DO THIS
Copy the data precisely, keeping every character.

* Begin INPUT DATA *

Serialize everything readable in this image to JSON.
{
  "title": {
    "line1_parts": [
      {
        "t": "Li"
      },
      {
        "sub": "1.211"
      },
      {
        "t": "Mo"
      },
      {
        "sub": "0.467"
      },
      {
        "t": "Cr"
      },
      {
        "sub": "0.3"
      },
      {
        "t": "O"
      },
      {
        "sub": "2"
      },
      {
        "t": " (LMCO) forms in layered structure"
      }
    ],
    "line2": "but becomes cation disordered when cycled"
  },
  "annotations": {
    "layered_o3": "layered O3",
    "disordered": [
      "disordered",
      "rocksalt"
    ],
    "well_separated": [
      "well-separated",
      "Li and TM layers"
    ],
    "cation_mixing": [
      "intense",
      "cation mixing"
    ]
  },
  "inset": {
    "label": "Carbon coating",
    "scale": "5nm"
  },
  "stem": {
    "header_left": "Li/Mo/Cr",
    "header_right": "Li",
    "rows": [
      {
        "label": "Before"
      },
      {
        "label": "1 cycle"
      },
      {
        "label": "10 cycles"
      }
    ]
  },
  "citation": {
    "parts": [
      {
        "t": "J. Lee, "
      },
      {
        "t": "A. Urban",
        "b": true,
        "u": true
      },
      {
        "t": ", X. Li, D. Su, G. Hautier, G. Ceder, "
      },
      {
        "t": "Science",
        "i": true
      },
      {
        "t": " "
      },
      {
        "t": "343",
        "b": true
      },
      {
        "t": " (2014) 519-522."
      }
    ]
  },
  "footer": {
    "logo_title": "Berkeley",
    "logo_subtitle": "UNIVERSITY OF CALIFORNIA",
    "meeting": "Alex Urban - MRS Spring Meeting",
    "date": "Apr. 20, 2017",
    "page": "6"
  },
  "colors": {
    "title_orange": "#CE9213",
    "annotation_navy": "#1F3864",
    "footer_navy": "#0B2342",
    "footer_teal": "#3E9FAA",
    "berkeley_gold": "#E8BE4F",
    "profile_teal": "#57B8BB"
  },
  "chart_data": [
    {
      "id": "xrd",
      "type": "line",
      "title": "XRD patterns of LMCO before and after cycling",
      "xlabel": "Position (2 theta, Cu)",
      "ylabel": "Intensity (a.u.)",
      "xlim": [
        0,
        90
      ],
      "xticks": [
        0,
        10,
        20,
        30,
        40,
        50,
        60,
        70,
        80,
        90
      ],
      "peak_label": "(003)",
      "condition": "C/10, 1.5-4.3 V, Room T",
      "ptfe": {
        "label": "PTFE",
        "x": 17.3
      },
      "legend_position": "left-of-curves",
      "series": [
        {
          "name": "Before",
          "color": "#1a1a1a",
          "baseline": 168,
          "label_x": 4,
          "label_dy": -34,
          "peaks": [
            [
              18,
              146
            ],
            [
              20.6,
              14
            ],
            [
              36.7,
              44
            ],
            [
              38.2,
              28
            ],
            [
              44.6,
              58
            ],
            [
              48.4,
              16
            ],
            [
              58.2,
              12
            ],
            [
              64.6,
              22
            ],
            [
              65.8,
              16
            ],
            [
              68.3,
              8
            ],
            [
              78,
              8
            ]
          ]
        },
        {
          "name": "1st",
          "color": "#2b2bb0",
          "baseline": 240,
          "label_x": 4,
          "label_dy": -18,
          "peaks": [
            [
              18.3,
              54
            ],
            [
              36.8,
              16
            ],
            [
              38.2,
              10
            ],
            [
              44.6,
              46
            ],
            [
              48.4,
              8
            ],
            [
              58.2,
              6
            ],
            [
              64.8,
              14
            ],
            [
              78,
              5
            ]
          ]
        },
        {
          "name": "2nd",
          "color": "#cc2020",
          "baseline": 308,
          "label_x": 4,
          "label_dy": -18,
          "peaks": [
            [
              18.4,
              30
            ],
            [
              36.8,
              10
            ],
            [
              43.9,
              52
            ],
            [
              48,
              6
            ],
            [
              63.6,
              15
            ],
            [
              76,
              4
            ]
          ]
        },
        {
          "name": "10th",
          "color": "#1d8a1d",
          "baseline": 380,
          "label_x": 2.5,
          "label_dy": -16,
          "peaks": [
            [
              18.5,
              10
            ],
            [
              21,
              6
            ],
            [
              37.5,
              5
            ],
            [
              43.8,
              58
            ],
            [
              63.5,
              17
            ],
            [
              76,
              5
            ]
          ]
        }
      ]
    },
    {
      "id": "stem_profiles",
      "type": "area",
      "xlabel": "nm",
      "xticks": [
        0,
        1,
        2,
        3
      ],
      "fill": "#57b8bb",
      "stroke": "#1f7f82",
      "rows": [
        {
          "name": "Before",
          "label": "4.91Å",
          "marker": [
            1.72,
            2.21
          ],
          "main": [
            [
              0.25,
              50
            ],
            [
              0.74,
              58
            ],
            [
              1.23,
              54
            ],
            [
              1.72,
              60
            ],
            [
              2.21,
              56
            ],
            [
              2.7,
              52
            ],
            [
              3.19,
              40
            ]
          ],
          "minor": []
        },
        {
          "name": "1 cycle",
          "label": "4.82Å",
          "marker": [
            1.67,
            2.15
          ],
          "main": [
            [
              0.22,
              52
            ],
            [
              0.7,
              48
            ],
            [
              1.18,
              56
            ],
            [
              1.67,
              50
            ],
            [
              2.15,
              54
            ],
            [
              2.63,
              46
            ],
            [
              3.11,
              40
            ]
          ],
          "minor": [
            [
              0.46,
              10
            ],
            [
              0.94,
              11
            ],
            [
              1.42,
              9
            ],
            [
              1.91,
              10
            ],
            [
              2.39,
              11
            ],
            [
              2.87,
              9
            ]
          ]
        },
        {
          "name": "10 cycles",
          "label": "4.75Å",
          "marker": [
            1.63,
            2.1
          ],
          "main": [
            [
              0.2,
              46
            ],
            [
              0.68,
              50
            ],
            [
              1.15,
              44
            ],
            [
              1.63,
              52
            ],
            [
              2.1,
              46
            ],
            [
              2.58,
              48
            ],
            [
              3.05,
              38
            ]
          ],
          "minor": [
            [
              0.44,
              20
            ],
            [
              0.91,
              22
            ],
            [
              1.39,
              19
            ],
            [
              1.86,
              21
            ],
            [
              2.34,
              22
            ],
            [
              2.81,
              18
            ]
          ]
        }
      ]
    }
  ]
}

* End INPUT DATA *

REPLY TO THE TASK
Serialize everything readable in this image to JSON.
{
  "title": {
    "line1_parts": [
      {
        "t": "Li"
      },
      {
        "sub": "1.211"
      },
      {
        "t": "Mo"
      },
      {
        "sub": "0.467"
      },
      {
        "t": "Cr"
      },
      {
        "sub": "0.3"
      },
      {
        "t": "O"
      },
      {
        "sub": "2"
      },
      {
        "t": " (LMCO) forms in layered structure"
      }
    ],
    "line2": "but becomes cation disordered when cycled"
  },
  "annotations": {
    "layered_o3": "layered O3",
    "disordered": [
      "disordered",
      "rocksalt"
    ],
    "well_separated": [
      "well-separated",
      "Li and TM layers"
    ],
    "cation_mixing": [
      "intense",
      "cation mixing"
    ]
  },
  "inset": {
    "label": "Carbon coating",
    "scale": "5nm"
  },
  "stem": {
    "header_left": "Li/Mo/Cr",
    "header_right": "Li",
    "rows": [
      {
        "label": "Before"
      },
      {
        "label": "1 cycle"
      },
      {
        "label": "10 cycles"
      }
    ]
  },
  "citation": {
    "parts": [
      {
        "t": "J. Lee, "
      },
      {
        "t": "A. Urban",
        "b": true,
        "u": true
      },
      {
        "t": ", X. Li, D. Su, G. Hautier, G. Ceder, "
      },
      {
        "t": "Science",
        "i": true
      },
      {
        "t": " "
      },
      {
        "t": "343",
        "b": true
      },
      {
        "t": " (2014) 519-522."
      }
    ]
  },
  "footer": {
    "logo_title": "Berkeley",
    "logo_subtitle": "UNIVERSITY OF CALIFORNIA",
    "meeting": "Alex Urban - MRS Spring Meeting",
    "date": "Apr. 20, 2017",
    "page": "6"
  },
  "colors": {
    "title_orange": "#CE9213",
    "annotation_navy": "#1F3864",
    "footer_navy": "#0B2342",
    "footer_teal": "#3E9FAA",
    "berkeley_gold": "#E8BE4F",
    "profile_teal": "#57B8BB"
  },
  "chart_data": [
    {
      "id": "xrd",
      "type": "line",
      "title": "XRD patterns of LMCO before and after cycling",
      "xlabel": "Position (2 theta, Cu)",
      "ylabel": "Intensity (a.u.)",
      "xlim": [
        0,
        90
      ],
      "xticks": [
        0,
        10,
        20,
        30,
        40,
        50,
        60,
        70,
        80,
        90
      ],
      "peak_label": "(003)",
      "condition": "C/10, 1.5-4.3 V, Room T",
      "ptfe": {
        "label": "PTFE",
        "x": 17.3
      },
      "legend_position": "left-of-curves",
      "series": [
        {
          "name": "Before",
          "color": "#1a1a1a",
          "baseline": 168,
          "label_x": 4,
          "label_dy": -34,
          "peaks": [
            [
              18,
              146
            ],
            [
              20.6,
              14
            ],
            [
              36.7,
              44
            ],
            [
              38.2,
              28
            ],
            [
              44.6,
              58
            ],
            [
              48.4,
              16
            ],
            [
              58.2,
              12
            ],
            [
              64.6,
              22
            ],
            [
              65.8,
              16
            ],
            [
              68.3,
              8
            ],
            [
              78,
              8
            ]
          ]
        },
        {
          "name": "1st",
          "color": "#2b2bb0",
          "baseline": 240,
          "label_x": 4,
          "label_dy": -18,
          "peaks": [
            [
              18.3,
              54
            ],
            [
              36.8,
              16
            ],
            [
              38.2,
              10
            ],
            [
              44.6,
              46
            ],
            [
              48.4,
              8
            ],
            [
              58.2,
              6
            ],
            [
              64.8,
              14
            ],
            [
              78,
              5
            ]
          ]
        },
        {
          "name": "2nd",
          "color": "#cc2020",
          "baseline": 308,
          "label_x": 4,
          "label_dy": -18,
          "peaks": [
            [
              18.4,
              30
            ],
            [
              36.8,
              10
            ],
            [
              43.9,
              52
            ],
            [
              48,
              6
            ],
            [
              63.6,
              15
            ],
            [
              76,
              4
            ]
          ]
        },
        {
          "name": "10th",
          "color": "#1d8a1d",
          "baseline": 380,
          "label_x": 2.5,
          "label_dy": -16,
          "peaks": [
            [
              18.5,
              10
            ],
            [
              21,
              6
            ],
            [
              37.5,
              5
            ],
            [
              43.8,
              58
            ],
            [
              63.5,
              17
            ],
            [
              76,
              5
            ]
          ]
        }
      ]
    },
    {
      "id": "stem_profiles",
      "type": "area",
      "xlabel": "nm",
      "xticks": [
        0,
        1,
        2,
        3
      ],
      "fill": "#57b8bb",
      "stroke": "#1f7f82",
      "rows": [
        {
          "name": "Before",
          "label": "4.91Å",
          "marker": [
            1.72,
            2.21
          ],
          "main": [
            [
              0.25,
              50
            ],
            [
              0.74,
              58
            ],
            [
              1.23,
              54
            ],
            [
              1.72,
              60
            ],
            [
              2.21,
              56
            ],
            [
              2.7,
              52
            ],
            [
              3.19,
              40
            ]
          ],
          "minor": []
        },
        {
          "name": "1 cycle",
          "label": "4.82Å",
          "marker": [
            1.67,
            2.15
          ],
          "main": [
            [
              0.22,
              52
            ],
            [
              0.7,
              48
            ],
            [
              1.18,
              56
            ],
            [
              1.67,
              50
            ],
            [
              2.15,
              54
            ],
            [
              2.63,
              46
            ],
            [
              3.11,
              40
            ]
          ],
          "minor": [
            [
              0.46,
              10
            ],
            [
              0.94,
              11
            ],
            [
              1.42,
              9
            ],
            [
              1.91,
              10
            ],
            [
              2.39,
              11
            ],
            [
              2.87,
              9
            ]
          ]
        },
        {
          "name": "10 cycles",
          "label": "4.75Å",
          "marker": [
            1.63,
            2.1
          ],
          "main": [
            [
              0.2,
              46
            ],
            [
              0.68,
              50
            ],
            [
              1.15,
              44
            ],
            [
              1.63,
              52
            ],
            [
              2.1,
              46
            ],
            [
              2.58,
              48
            ],
            [
              3.05,
              38
            ]
          ],
          "minor": [
            [
              0.44,
              20
            ],
            [
              0.91,
              22
            ],
            [
              1.39,
              19
            ],
            [
              1.86,
              21
            ],
            [
              2.34,
              22
            ],
            [
              2.81,
              18
            ]
          ]
        }
      ]
    }
  ]
}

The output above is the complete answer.